--- start RECORDS TO PROCESS ---
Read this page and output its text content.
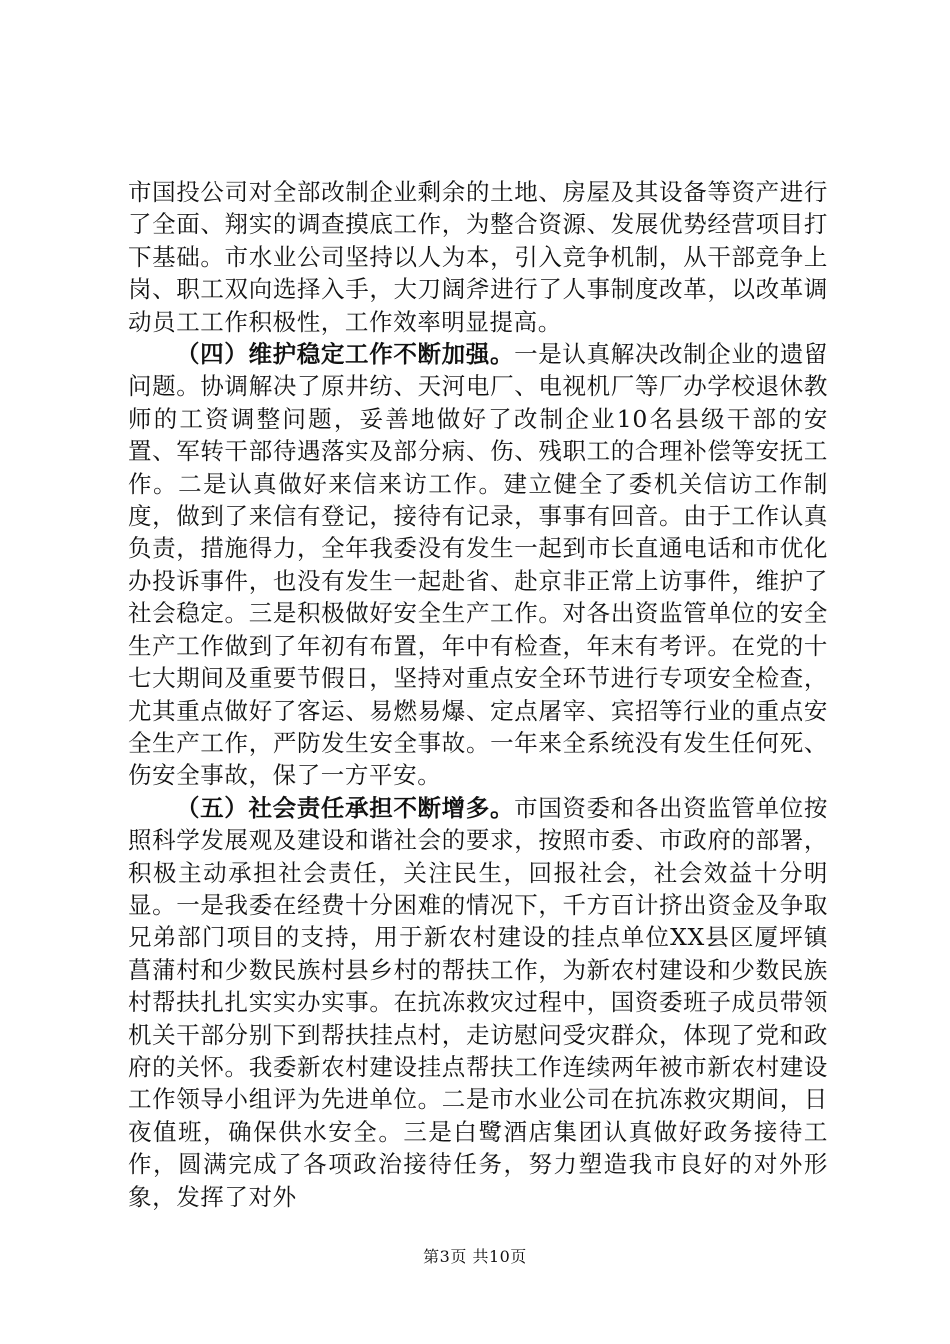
市国投公司对全部改制企业剩余的土地、房屋及其设备等资产进行了全面、翔实的调查摸底工作，为整合资源、发展优势经营项目打下基础。市水业公司坚持以人为本，引入竞争机制，从干部竞争上岗、职工双向选择入手，大刀阔斧进行了人事制度改革，以改革调动员工工作积极性，工作效率明显提高。

（四）维护稳定工作不断加强。一是认真解决改制企业的遗留问题。协调解决了原井纺、天河电厂、电视机厂等厂办学校退休教师的工资调整问题，妥善地做好了改制企业10名县级干部的安置、军转干部待遇落实及部分病、伤、残职工的合理补偿等安抚工作。二是认真做好来信来访工作。建立健全了委机关信访工作制度，做到了来信有登记，接待有记录，事事有回音。由于工作认真负责，措施得力，全年我委没有发生一起到市长直通电话和市优化办投诉事件，也没有发生一起赴省、赴京非正常上访事件，维护了社会稳定。三是积极做好安全生产工作。对各出资监管单位的安全生产工作做到了年初有布置，年中有检查，年末有考评。在党的十七大期间及重要节假日，坚持对重点安全环节进行专项安全检查，尤其重点做好了客运、易燃易爆、定点屠宰、宾招等行业的重点安全生产工作，严防发生安全事故。一年来全系统没有发生任何死、伤安全事故，保了一方平安。

（五）社会责任承担不断增多。市国资委和各出资监管单位按照科学发展观及建设和谐社会的要求，按照市委、市政府的部署，积极主动承担社会责任，关注民生，回报社会，社会效益十分明显。一是我委在经费十分困难的情况下，千方百计挤出资金及争取兄弟部门项目的支持，用于新农村建设的挂点单位XX县区厦坪镇菖蒲村和少数民族村县乡村的帮扶工作，为新农村建设和少数民族村帮扶扎扎实实办实事。在抗冻救灾过程中，国资委班子成员带领机关干部分别下到帮扶挂点村，走访慰问受灾群众，体现了党和政府的关怀。我委新农村建设挂点帮扶工作连续两年被市新农村建设工作领导小组评为先进单位。二是市水业公司在抗冻救灾期间，日夜值班，确保供水安全。三是白鹭酒店集团认真做好政务接待工作，圆满完成了各项政治接待任务，努力塑造我市良好的对外形象，发挥了对外

第3页 共10页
--- end RECORDS TO PROCESS ---
EXERCISE DESCRIPTION —
Retype the data above exactly; pictures are not part of the copy.

FINAL RESULT —
Read this page and output its text content.
市国投公司对全部改制企业剩余的土地、房屋及其设备等资产进行了全面、翔实的调查摸底工作，为整合资源、发展优势经营项目打下基础。市水业公司坚持以人为本，引入竞争机制，从干部竞争上岗、职工双向选择入手，大刀阔斧进行了人事制度改革，以改革调动员工工作积极性，工作效率明显提高。

（四）维护稳定工作不断加强。一是认真解决改制企业的遗留问题。协调解决了原井纺、天河电厂、电视机厂等厂办学校退休教师的工资调整问题，妥善地做好了改制企业10名县级干部的安置、军转干部待遇落实及部分病、伤、残职工的合理补偿等安抚工作。二是认真做好来信来访工作。建立健全了委机关信访工作制度，做到了来信有登记，接待有记录，事事有回音。由于工作认真负责，措施得力，全年我委没有发生一起到市长直通电话和市优化办投诉事件，也没有发生一起赴省、赴京非正常上访事件，维护了社会稳定。三是积极做好安全生产工作。对各出资监管单位的安全生产工作做到了年初有布置，年中有检查，年末有考评。在党的十七大期间及重要节假日，坚持对重点安全环节进行专项安全检查，尤其重点做好了客运、易燃易爆、定点屠宰、宾招等行业的重点安全生产工作，严防发生安全事故。一年来全系统没有发生任何死、伤安全事故，保了一方平安。

（五）社会责任承担不断增多。市国资委和各出资监管单位按照科学发展观及建设和谐社会的要求，按照市委、市政府的部署，积极主动承担社会责任，关注民生，回报社会，社会效益十分明显。一是我委在经费十分困难的情况下，千方百计挤出资金及争取兄弟部门项目的支持，用于新农村建设的挂点单位XX县区厦坪镇菖蒲村和少数民族村县乡村的帮扶工作，为新农村建设和少数民族村帮扶扎扎实实办实事。在抗冻救灾过程中，国资委班子成员带领机关干部分别下到帮扶挂点村，走访慰问受灾群众，体现了党和政府的关怀。我委新农村建设挂点帮扶工作连续两年被市新农村建设工作领导小组评为先进单位。二是市水业公司在抗冻救灾期间，日夜值班，确保供水安全。三是白鹭酒店集团认真做好政务接待工作，圆满完成了各项政治接待任务，努力塑造我市良好的对外形象，发挥了对外

第3页 共10页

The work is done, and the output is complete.